> [Aim]
Copy the listing verbatim, excluding any images found in it.

BEGIN

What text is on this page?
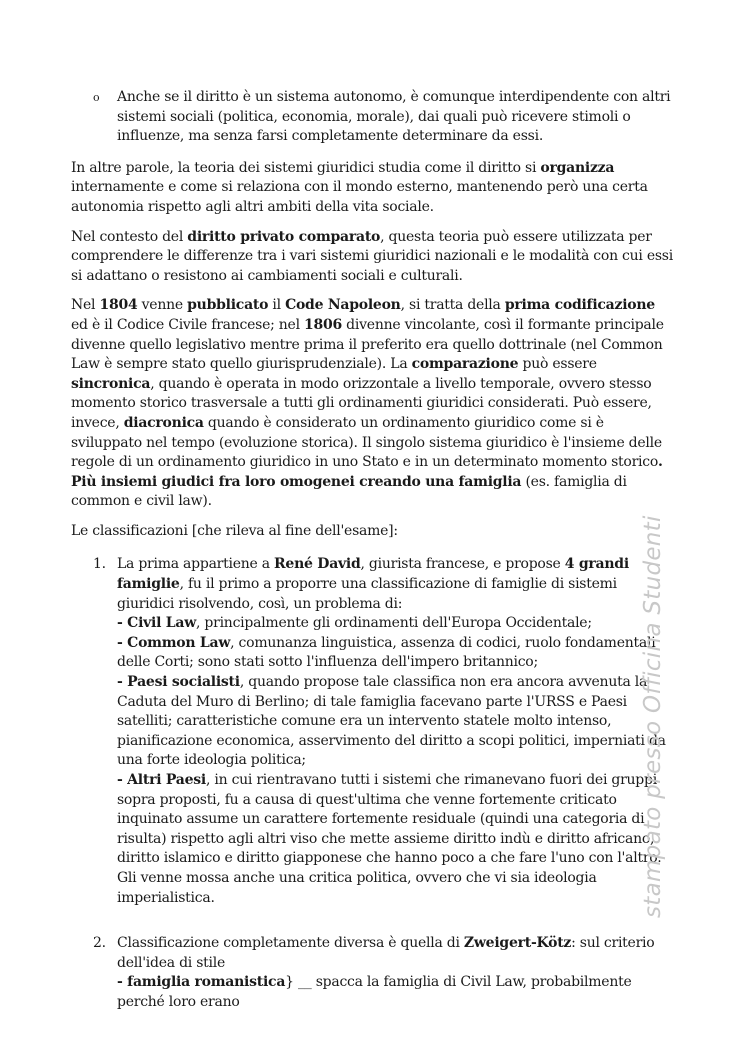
o Anche se il diritto è un sistema autonomo, è comunque interdipendente con altri sistemi sociali (politica, economia, morale), dai quali può ricevere stimoli o influenze, ma senza farsi completamente determinare da essi.

In altre parole, la teoria dei sistemi giuridici studia come il diritto si organizza internamente e come si relaziona con il mondo esterno, mantenendo però una certa autonomia rispetto agli altri ambiti della vita sociale.

Nel contesto del diritto privato comparato, questa teoria può essere utilizzata per comprendere le differenze tra i vari sistemi giuridici nazionali e le modalità con cui essi si adattano o resistono ai cambiamenti sociali e culturali.

Nel 1804 venne pubblicato il Code Napoleon, si tratta della prima codificazione ed è il Codice Civile francese; nel 1806 divenne vincolante, così il formante principale divenne quello legislativo mentre prima il preferito era quello dottrinale (nel Common Law è sempre stato quello giurisprudenziale). La comparazione può essere sincronica, quando è operata in modo orizzontale a livello temporale, ovvero stesso momento storico trasversale a tutti gli ordinamenti giuridici considerati. Può essere, invece, diacronica quando è considerato un ordinamento giuridico come si è sviluppato nel tempo (evoluzione storica). Il singolo sistema giuridico è l'insieme delle regole di un ordinamento giuridico in uno Stato e in un determinato momento storico. Più insiemi giudici fra loro omogenei creando una famiglia (es. famiglia di common e civil law).

Le classificazioni [che rileva al fine dell'esame]:

1. La prima appartiene a René David, giurista francese, e propose 4 grandi famiglie, fu il primo a proporre una classificazione di famiglie di sistemi giuridici risolvendo, così, un problema di:
- Civil Law, principalmente gli ordinamenti dell'Europa Occidentale;
- Common Law, comunanza linguistica, assenza di codici, ruolo fondamentali delle Corti; sono stati sotto l'influenza dell'impero britannico;
- Paesi socialisti, quando propose tale classifica non era ancora avvenuta la Caduta del Muro di Berlino; di tale famiglia facevano parte l'URSS e Paesi satelliti; caratteristiche comune era un intervento statele molto intenso, pianificazione economica, asservimento del diritto a scopi politici, imperniati da una forte ideologia politica;
- Altri Paesi, in cui rientravano tutti i sistemi che rimanevano fuori dei gruppi sopra proposti, fu a causa di quest'ultima che venne fortemente criticato inquinato assume un carattere fortemente residuale (quindi una categoria di risulta) rispetto agli altri viso che mette assieme diritto indù e diritto africano, diritto islamico e diritto giapponese che hanno poco a che fare l'uno con l'altro. Gli venne mossa anche una critica politica, ovvero che vi sia ideologia imperialistica.
2. Classificazione completamente diversa è quella di Zweigert-Kötz: sul criterio dell'idea di stile
- famiglia romanistica} __ spacca la famiglia di Civil Law, probabilmente perché loro erano
stampato presso Officina Studenti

END

> [Response to this exercise]
What text is on this page?
o Anche se il diritto è un sistema autonomo, è comunque interdipendente con altri sistemi sociali (politica, economia, morale), dai quali può ricevere stimoli o influenze, ma senza farsi completamente determinare da essi.

In altre parole, la teoria dei sistemi giuridici studia come il diritto si organizza internamente e come si relaziona con il mondo esterno, mantenendo però una certa autonomia rispetto agli altri ambiti della vita sociale.

Nel contesto del diritto privato comparato, questa teoria può essere utilizzata per comprendere le differenze tra i vari sistemi giuridici nazionali e le modalità con cui essi si adattano o resistono ai cambiamenti sociali e culturali.

Nel 1804 venne pubblicato il Code Napoleon, si tratta della prima codificazione ed è il Codice Civile francese; nel 1806 divenne vincolante, così il formante principale divenne quello legislativo mentre prima il preferito era quello dottrinale (nel Common Law è sempre stato quello giurisprudenziale). La comparazione può essere sincronica, quando è operata in modo orizzontale a livello temporale, ovvero stesso momento storico trasversale a tutti gli ordinamenti giuridici considerati. Può essere, invece, diacronica quando è considerato un ordinamento giuridico come si è sviluppato nel tempo (evoluzione storica). Il singolo sistema giuridico è l'insieme delle regole di un ordinamento giuridico in uno Stato e in un determinato momento storico. Più insiemi giudici fra loro omogenei creando una famiglia (es. famiglia di common e civil law).

Le classificazioni [che rileva al fine dell'esame]:

1. La prima appartiene a René David, giurista francese, e propose 4 grandi famiglie, fu il primo a proporre una classificazione di famiglie di sistemi giuridici risolvendo, così, un problema di:
- Civil Law, principalmente gli ordinamenti dell'Europa Occidentale;
- Common Law, comunanza linguistica, assenza di codici, ruolo fondamentali delle Corti; sono stati sotto l'influenza dell'impero britannico;
- Paesi socialisti, quando propose tale classifica non era ancora avvenuta la Caduta del Muro di Berlino; di tale famiglia facevano parte l'URSS e Paesi satelliti; caratteristiche comune era un intervento statele molto intenso, pianificazione economica, asservimento del diritto a scopi politici, imperniati da una forte ideologia politica;
- Altri Paesi, in cui rientravano tutti i sistemi che rimanevano fuori dei gruppi sopra proposti, fu a causa di quest'ultima che venne fortemente criticato inquinato assume un carattere fortemente residuale (quindi una categoria di risulta) rispetto agli altri viso che mette assieme diritto indù e diritto africano, diritto islamico e diritto giapponese che hanno poco a che fare l'uno con l'altro. Gli venne mossa anche una critica politica, ovvero che vi sia ideologia imperialistica.
2. Classificazione completamente diversa è quella di Zweigert-Kötz: sul criterio dell'idea di stile
- famiglia romanistica} __ spacca la famiglia di Civil Law, probabilmente perché loro erano
stampato presso Officina Studenti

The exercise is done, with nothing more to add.